Your objective: Without the images, print all the entries below exactly as given.

══ Given information

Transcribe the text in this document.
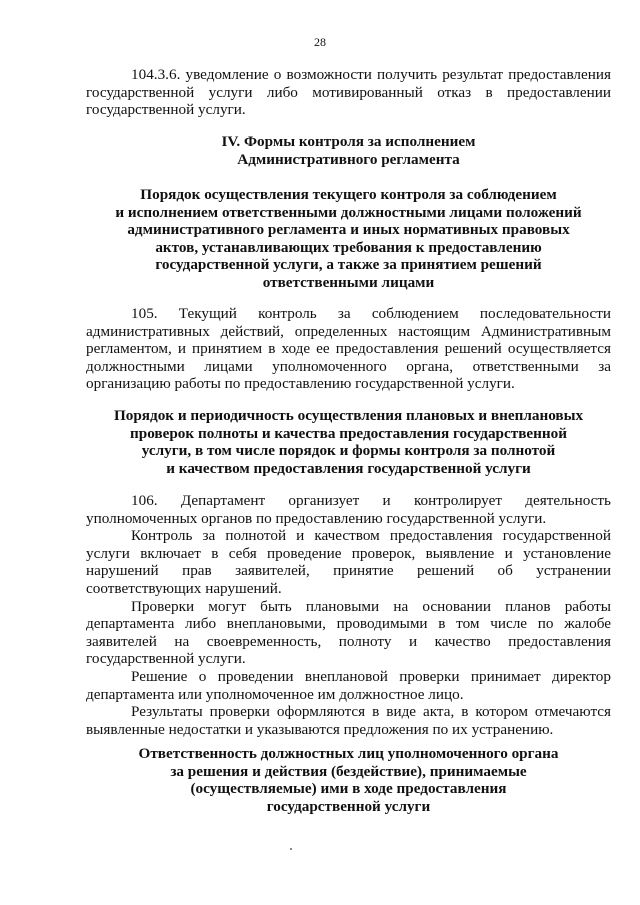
28

104.3.6. уведомление о возможности получить результат предоставления государственной услуги либо мотивированный отказ в предоставлении государственной услуги.

IV. Формы контроля за исполнением
Административного регламента
Порядок осуществления текущего контроля за соблюдением
и исполнением ответственными должностными лицами положений
административного регламента и иных нормативных правовых
актов, устанавливающих требования к предоставлению
государственной услуги, а также за принятием решений
ответственными лицами

105. Текущий контроль за соблюдением последовательности административных действий, определенных настоящим Административным регламентом, и принятием в ходе ее предоставления решений осуществляется должностными лицами уполномоченного органа, ответственными за организацию работы по предоставлению государственной услуги.

Порядок и периодичность осуществления плановых и внеплановых
проверок полноты и качества предоставления государственной
услуги, в том числе порядок и формы контроля за полнотой
и качеством предоставления государственной услуги

106. Департамент организует и контролирует деятельность уполномоченных органов по предоставлению государственной услуги.

Контроль за полнотой и качеством предоставления государственной услуги включает в себя проведение проверок, выявление и установление нарушений прав заявителей, принятие решений об устранении соответствующих нарушений.

Проверки могут быть плановыми на основании планов работы департамента либо внеплановыми, проводимыми в том числе по жалобе заявителей на своевременность, полноту и качество предоставления государственной услуги.

Решение о проведении внеплановой проверки принимает директор департамента или уполномоченное им должностное лицо.

Результаты проверки оформляются в виде акта, в котором отмечаются выявленные недостатки и указываются предложения по их устранению.

Ответственность должностных лиц уполномоченного органа
за решения и действия (бездействие), принимаемые
(осуществляемые) ими в ходе предоставления
государственной услуги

════

Solution to this problem:
Transcribe the text in this document.
28

104.3.6. уведомление о возможности получить результат предоставления государственной услуги либо мотивированный отказ в предоставлении государственной услуги.

IV. Формы контроля за исполнением
Административного регламента
Порядок осуществления текущего контроля за соблюдением
и исполнением ответственными должностными лицами положений
административного регламента и иных нормативных правовых
актов, устанавливающих требования к предоставлению
государственной услуги, а также за принятием решений
ответственными лицами

105. Текущий контроль за соблюдением последовательности административных действий, определенных настоящим Административным регламентом, и принятием в ходе ее предоставления решений осуществляется должностными лицами уполномоченного органа, ответственными за организацию работы по предоставлению государственной услуги.

Порядок и периодичность осуществления плановых и внеплановых
проверок полноты и качества предоставления государственной
услуги, в том числе порядок и формы контроля за полнотой
и качеством предоставления государственной услуги

106. Департамент организует и контролирует деятельность уполномоченных органов по предоставлению государственной услуги.

Контроль за полнотой и качеством предоставления государственной услуги включает в себя проведение проверок, выявление и установление нарушений прав заявителей, принятие решений об устранении соответствующих нарушений.

Проверки могут быть плановыми на основании планов работы департамента либо внеплановыми, проводимыми в том числе по жалобе заявителей на своевременность, полноту и качество предоставления государственной услуги.

Решение о проведении внеплановой проверки принимает директор департамента или уполномоченное им должностное лицо.

Результаты проверки оформляются в виде акта, в котором отмечаются выявленные недостатки и указываются предложения по их устранению.

Ответственность должностных лиц уполномоченного органа
за решения и действия (бездействие), принимаемые
(осуществляемые) ими в ходе предоставления
государственной услуги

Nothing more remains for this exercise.